■ Task to carry out
Copy each line below in which the string "days" occurs.

═══

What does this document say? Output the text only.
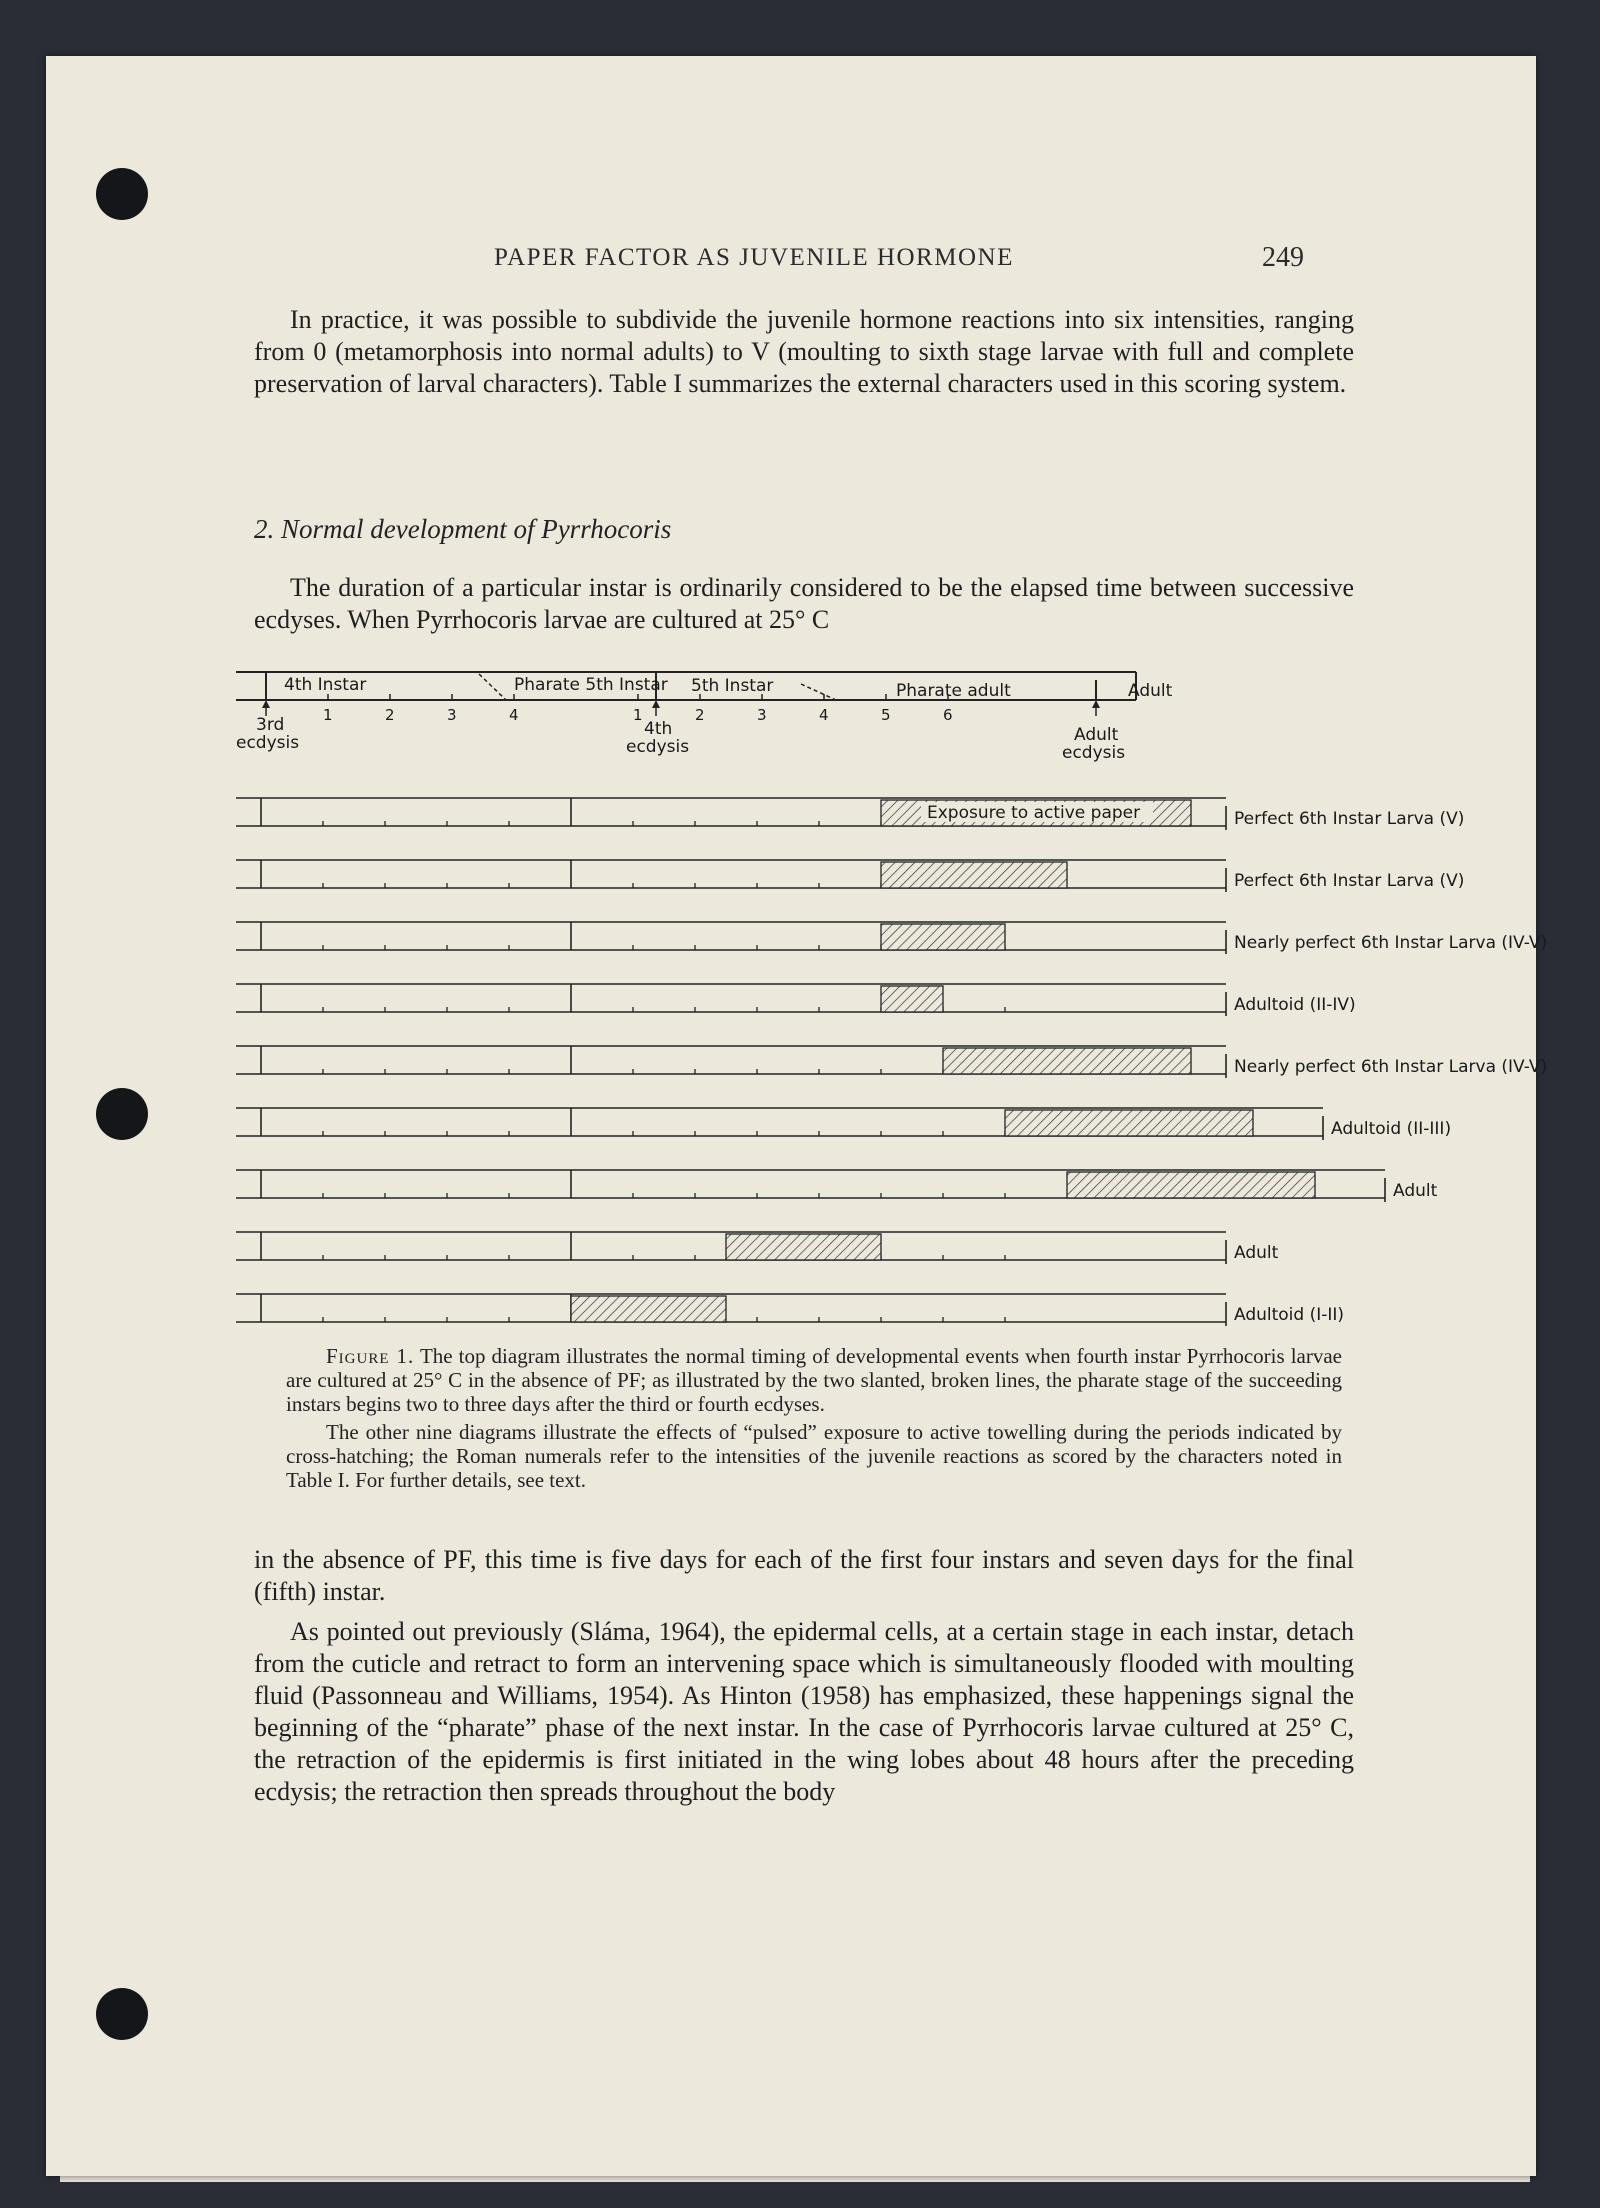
PAPER FACTOR AS JUVENILE HORMONE	249

In practice, it was possible to subdivide the juvenile hormone reactions into six intensities, ranging from 0 (metamorphosis into normal adults) to V (moulting to sixth stage larvae with full and complete preservation of larval characters). Table I summarizes the external characters used in this scoring system.

2. Normal development of Pyrrhocoris

The duration of a particular instar is ordinarily considered to be the elapsed time between successive ecdyses. When Pyrrhocoris larvae are cultured at 25° C

4th Instar	Pharate 5th Instar 5th Instar	Pharate adult	Adult
1	2	3	4	1	2	3	4	5	6
3rd
ecdysis
4th
ecdysis
Adult
ecdysis
Exposure to active paper	Perfect 6th Instar Larva (V)
Perfect 6th Instar Larva (V)
Nearly perfect 6th Instar Larva (IV-V)
Adultoid (II-IV)
Nearly perfect 6th Instar Larva (IV-V)
Adultoid (II-III)
Adult
Adult
Adultoid (I-II)

Figure 1. The top diagram illustrates the normal timing of developmental events when fourth instar Pyrrhocoris larvae are cultured at 25° C in the absence of PF; as illustrated by the two slanted, broken lines, the pharate stage of the succeeding instars begins two to three days after the third or fourth ecdyses.

The other nine diagrams illustrate the effects of “pulsed” exposure to active towelling during the periods indicated by cross-hatching; the Roman numerals refer to the intensities of the juvenile reactions as scored by the characters noted in Table I. For further details, see text.

in the absence of PF, this time is five days for each of the first four instars and seven days for the final (fifth) instar.

As pointed out previously (Sláma, 1964), the epidermal cells, at a certain stage in each instar, detach from the cuticle and retract to form an intervening space which is simultaneously flooded with moulting fluid (Passonneau and Williams, 1954). As Hinton (1958) has emphasized, these happenings signal the beginning of the “pharate” phase of the next instar. In the case of Pyrrhocoris larvae cultured at 25° C, the retraction of the epidermis is first initiated in the wing lobes about 48 hours after the preceding ecdysis; the retraction then spreads throughout the body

═══

■ Answer space
Figure 1. The top diagram illustrates the normal timing of developmental events when fourth instar Pyrrhocoris larvae are cultured at 25° C in the absence of PF; as illustrated by the two slanted, broken lines, the pharate stage of the succeeding instars begins two to three days after the third or fourth ecdyses.
in the absence of PF, this time is five days for each of the first four instars and seven days for the final (fifth) instar.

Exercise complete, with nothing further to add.